- ENTRIES SHOWN -
----

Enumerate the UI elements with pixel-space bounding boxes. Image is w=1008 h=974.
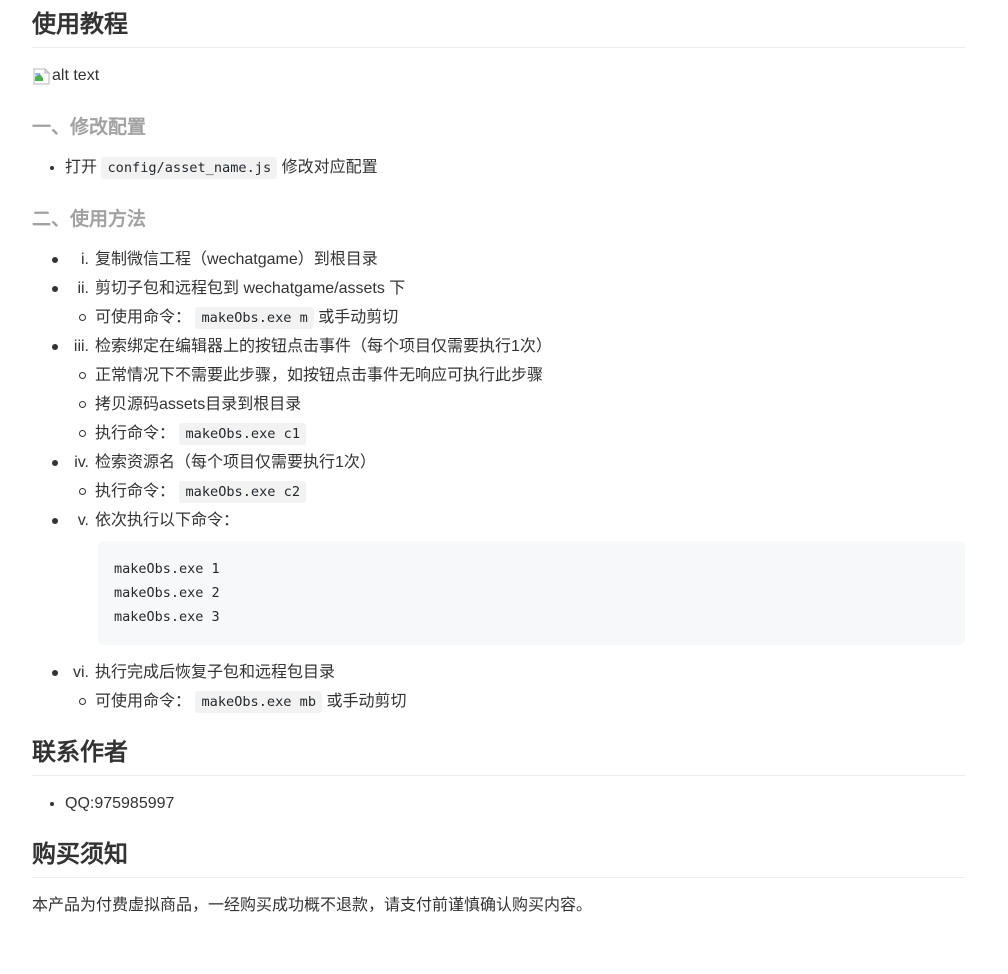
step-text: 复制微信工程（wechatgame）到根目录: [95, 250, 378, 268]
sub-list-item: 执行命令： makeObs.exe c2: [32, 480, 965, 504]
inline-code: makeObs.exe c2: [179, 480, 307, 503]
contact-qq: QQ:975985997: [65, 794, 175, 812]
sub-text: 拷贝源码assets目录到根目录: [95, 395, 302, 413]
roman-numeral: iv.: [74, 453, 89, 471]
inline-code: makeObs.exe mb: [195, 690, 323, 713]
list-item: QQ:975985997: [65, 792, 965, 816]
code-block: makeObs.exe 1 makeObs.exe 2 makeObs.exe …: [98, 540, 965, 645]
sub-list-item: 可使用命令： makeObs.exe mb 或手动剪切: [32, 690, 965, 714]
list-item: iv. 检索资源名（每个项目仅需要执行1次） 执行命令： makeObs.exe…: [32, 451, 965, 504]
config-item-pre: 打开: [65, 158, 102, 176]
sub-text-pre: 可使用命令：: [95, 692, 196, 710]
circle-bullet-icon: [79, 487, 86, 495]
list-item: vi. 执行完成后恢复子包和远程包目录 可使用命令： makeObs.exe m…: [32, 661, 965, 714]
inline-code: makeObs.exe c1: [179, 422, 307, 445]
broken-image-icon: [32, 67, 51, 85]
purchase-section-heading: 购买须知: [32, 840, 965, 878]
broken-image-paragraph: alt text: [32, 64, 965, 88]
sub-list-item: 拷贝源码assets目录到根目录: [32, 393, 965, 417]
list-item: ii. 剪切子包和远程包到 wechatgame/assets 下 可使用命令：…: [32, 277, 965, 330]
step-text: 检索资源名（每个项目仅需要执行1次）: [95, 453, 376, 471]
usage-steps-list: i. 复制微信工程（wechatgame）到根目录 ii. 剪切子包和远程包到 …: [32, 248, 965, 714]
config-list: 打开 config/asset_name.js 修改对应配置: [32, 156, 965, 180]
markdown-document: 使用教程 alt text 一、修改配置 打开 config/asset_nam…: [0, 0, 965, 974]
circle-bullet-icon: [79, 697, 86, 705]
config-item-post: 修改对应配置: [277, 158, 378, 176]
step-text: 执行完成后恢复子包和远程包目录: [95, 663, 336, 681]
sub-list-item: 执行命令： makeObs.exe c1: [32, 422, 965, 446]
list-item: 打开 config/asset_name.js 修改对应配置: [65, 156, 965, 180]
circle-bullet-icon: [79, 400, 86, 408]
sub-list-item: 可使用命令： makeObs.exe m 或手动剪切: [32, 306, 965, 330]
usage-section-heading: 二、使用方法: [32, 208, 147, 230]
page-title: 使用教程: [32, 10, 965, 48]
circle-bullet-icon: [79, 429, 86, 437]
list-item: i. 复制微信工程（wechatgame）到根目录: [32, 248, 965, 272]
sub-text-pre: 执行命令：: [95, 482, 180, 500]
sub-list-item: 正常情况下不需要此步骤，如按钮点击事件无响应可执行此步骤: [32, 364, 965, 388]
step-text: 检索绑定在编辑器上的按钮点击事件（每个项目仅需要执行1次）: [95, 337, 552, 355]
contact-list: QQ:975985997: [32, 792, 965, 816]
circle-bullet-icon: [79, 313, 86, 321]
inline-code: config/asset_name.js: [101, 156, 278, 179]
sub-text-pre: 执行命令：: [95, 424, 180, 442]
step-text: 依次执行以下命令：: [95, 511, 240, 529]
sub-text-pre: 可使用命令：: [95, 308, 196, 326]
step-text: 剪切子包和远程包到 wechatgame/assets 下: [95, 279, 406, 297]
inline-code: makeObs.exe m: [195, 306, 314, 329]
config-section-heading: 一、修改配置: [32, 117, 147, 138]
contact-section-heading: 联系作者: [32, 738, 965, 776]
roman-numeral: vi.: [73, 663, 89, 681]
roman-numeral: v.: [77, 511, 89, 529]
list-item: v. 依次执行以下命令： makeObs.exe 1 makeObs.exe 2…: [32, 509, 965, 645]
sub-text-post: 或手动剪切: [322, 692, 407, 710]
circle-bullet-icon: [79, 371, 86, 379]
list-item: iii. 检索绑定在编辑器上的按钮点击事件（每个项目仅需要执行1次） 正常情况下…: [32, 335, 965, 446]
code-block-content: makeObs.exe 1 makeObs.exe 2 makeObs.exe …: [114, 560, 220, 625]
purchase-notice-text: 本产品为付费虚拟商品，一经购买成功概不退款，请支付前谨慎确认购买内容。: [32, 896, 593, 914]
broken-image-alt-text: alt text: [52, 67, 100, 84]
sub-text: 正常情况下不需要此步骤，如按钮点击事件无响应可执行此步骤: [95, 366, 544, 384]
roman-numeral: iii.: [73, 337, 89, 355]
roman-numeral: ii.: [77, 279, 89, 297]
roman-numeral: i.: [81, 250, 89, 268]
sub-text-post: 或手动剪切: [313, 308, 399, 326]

----

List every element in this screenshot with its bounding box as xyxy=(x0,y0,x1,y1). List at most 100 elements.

----

- TASK TO COMPLETE -
Copy the lines exactly, starting at the line that has "Enumerate the UI" and stopping after the line that has "broken-image-paragraph: alt text: [32, 64, 965, 88]". Leave the pictures out of your copy.

- FULL OUTPUT -
Enumerate the UI elements with pixel-space bounding boxes. Image is w=1008 h=974.
step-text: 复制微信工程（wechatgame）到根目录: [95, 250, 378, 268]
sub-list-item: 执行命令： makeObs.exe c2: [32, 480, 965, 504]
inline-code: makeObs.exe c2: [179, 480, 307, 503]
contact-qq: QQ:975985997: [65, 794, 175, 812]
sub-text: 拷贝源码assets目录到根目录: [95, 395, 302, 413]
roman-numeral: iv.: [74, 453, 89, 471]
inline-code: makeObs.exe mb: [195, 690, 323, 713]
list-item: QQ:975985997: [65, 792, 965, 816]
code-block: makeObs.exe 1 makeObs.exe 2 makeObs.exe …: [98, 540, 965, 645]
sub-list-item: 可使用命令： makeObs.exe mb 或手动剪切: [32, 690, 965, 714]
list-item: iv. 检索资源名（每个项目仅需要执行1次） 执行命令： makeObs.exe…: [32, 451, 965, 504]
config-item-pre: 打开: [65, 158, 102, 176]
sub-text-pre: 可使用命令：: [95, 692, 196, 710]
circle-bullet-icon: [79, 487, 86, 495]
list-item: vi. 执行完成后恢复子包和远程包目录 可使用命令： makeObs.exe m…: [32, 661, 965, 714]
inline-code: makeObs.exe c1: [179, 422, 307, 445]
broken-image-icon: [32, 67, 51, 85]
purchase-section-heading: 购买须知: [32, 840, 965, 878]
broken-image-paragraph: alt text: [32, 64, 965, 88]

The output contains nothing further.